§ **What is needed**: Search the data for the word "label" and copy every line where it occurs.

** Start Given records **

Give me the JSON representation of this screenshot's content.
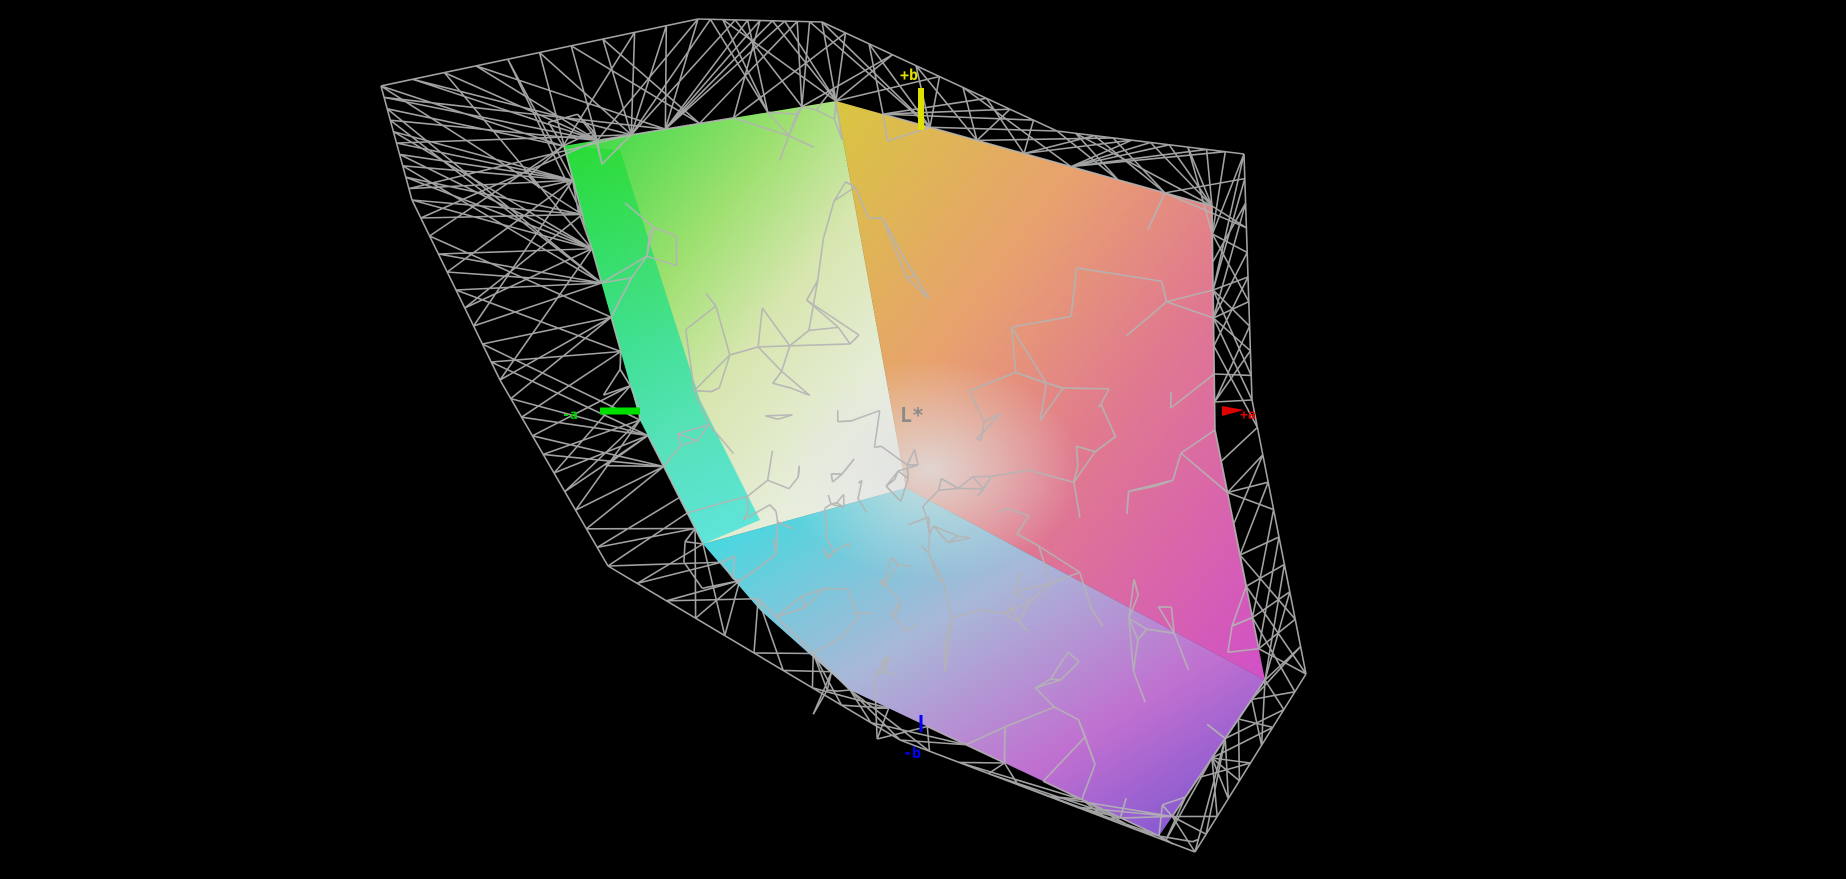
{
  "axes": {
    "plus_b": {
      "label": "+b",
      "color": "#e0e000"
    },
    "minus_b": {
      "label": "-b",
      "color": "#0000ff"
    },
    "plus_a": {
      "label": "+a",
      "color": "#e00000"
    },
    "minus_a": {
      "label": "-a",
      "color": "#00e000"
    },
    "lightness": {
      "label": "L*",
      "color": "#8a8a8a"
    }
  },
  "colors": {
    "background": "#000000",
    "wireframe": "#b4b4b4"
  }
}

** End Given records **

§ **Problem solution**:
      "label": "+b",
      "label": "-b",
      "label": "+a",
      "label": "-a",
      "label": "L*",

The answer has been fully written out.